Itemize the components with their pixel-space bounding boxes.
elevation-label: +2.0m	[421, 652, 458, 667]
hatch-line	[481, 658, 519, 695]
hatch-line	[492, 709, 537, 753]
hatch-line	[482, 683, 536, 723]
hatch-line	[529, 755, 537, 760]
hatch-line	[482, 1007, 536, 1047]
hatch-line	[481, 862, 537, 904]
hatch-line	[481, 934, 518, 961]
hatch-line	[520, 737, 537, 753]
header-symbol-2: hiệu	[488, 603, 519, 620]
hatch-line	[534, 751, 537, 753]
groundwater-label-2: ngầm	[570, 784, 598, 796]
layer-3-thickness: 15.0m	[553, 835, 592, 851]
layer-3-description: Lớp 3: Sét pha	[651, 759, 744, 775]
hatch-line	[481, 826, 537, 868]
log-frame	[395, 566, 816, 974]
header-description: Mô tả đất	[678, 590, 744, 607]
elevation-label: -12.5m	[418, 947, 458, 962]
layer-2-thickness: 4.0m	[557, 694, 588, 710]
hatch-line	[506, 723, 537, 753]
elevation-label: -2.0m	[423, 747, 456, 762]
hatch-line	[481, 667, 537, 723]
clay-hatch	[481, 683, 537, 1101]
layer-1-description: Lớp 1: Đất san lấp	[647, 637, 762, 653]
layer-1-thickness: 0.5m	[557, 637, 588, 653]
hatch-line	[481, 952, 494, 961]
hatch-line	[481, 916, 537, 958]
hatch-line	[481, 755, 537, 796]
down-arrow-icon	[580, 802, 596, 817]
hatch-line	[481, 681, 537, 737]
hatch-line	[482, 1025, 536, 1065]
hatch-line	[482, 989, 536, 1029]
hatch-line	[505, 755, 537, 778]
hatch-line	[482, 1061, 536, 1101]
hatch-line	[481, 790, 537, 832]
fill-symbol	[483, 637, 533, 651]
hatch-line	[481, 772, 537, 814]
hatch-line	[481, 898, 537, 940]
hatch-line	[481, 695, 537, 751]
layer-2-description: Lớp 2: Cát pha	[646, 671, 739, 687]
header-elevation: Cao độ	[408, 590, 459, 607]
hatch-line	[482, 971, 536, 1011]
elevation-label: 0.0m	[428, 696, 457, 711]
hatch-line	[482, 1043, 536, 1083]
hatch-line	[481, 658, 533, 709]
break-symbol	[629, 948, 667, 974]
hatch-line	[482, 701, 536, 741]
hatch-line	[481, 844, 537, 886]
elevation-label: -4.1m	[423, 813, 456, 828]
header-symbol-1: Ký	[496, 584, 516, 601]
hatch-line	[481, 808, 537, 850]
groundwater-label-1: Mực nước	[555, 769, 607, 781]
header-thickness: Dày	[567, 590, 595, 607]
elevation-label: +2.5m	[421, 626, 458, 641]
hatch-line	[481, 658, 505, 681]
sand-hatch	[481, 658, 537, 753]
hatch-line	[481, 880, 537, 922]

Exercise objective
Put the lines into a JSON list of strings, one string per line and blank lines omitted. Begin at the start of the records and stop after the line that contains "1043, 536, 1083]".

Answer in full
[
  "Itemize the components with their pixel-space bounding boxes.",
  "elevation-label: +2.0m\t[421, 652, 458, 667]",
  "hatch-line\t[481, 658, 519, 695]",
  "hatch-line\t[492, 709, 537, 753]",
  "hatch-line\t[482, 683, 536, 723]",
  "hatch-line\t[529, 755, 537, 760]",
  "hatch-line\t[482, 1007, 536, 1047]",
  "hatch-line\t[481, 862, 537, 904]",
  "hatch-line\t[481, 934, 518, 961]",
  "hatch-line\t[520, 737, 537, 753]",
  "header-symbol-2: hiệu\t[488, 603, 519, 620]",
  "hatch-line\t[534, 751, 537, 753]",
  "groundwater-label-2: ngầm\t[570, 784, 598, 796]",
  "layer-3-thickness: 15.0m\t[553, 835, 592, 851]",
  "layer-3-description: Lớp 3: Sét pha\t[651, 759, 744, 775]",
  "hatch-line\t[481, 826, 537, 868]",
  "log-frame\t[395, 566, 816, 974]",
  "header-description: Mô tả đất\t[678, 590, 744, 607]",
  "elevation-label: -12.5m\t[418, 947, 458, 962]",
  "layer-2-thickness: 4.0m\t[557, 694, 588, 710]",
  "hatch-line\t[506, 723, 537, 753]",
  "elevation-label: -2.0m\t[423, 747, 456, 762]",
  "hatch-line\t[481, 667, 537, 723]",
  "clay-hatch\t[481, 683, 537, 1101]",
  "layer-1-description: Lớp 1: Đất san lấp\t[647, 637, 762, 653]",
  "layer-1-thickness: 0.5m\t[557, 637, 588, 653]",
  "hatch-line\t[481, 952, 494, 961]",
  "hatch-line\t[481, 916, 537, 958]",
  "hatch-line\t[481, 755, 537, 796]",
  "down-arrow-icon\t[580, 802, 596, 817]",
  "hatch-line\t[481, 681, 537, 737]",
  "hatch-line\t[482, 1025, 536, 1065]",
  "hatch-line\t[482, 989, 536, 1029]",
  "hatch-line\t[505, 755, 537, 778]",
  "hatch-line\t[482, 1061, 536, 1101]",
  "hatch-line\t[481, 790, 537, 832]",
  "fill-symbol\t[483, 637, 533, 651]",
  "hatch-line\t[481, 772, 537, 814]",
  "hatch-line\t[481, 898, 537, 940]",
  "hatch-line\t[481, 695, 537, 751]",
  "layer-2-description: Lớp 2: Cát pha\t[646, 671, 739, 687]",
  "header-elevation: Cao độ\t[408, 590, 459, 607]",
  "hatch-line\t[482, 971, 536, 1011]",
  "elevation-label: 0.0m\t[428, 696, 457, 711]",
  "hatch-line\t[482, 1043, 536, 1083]"
]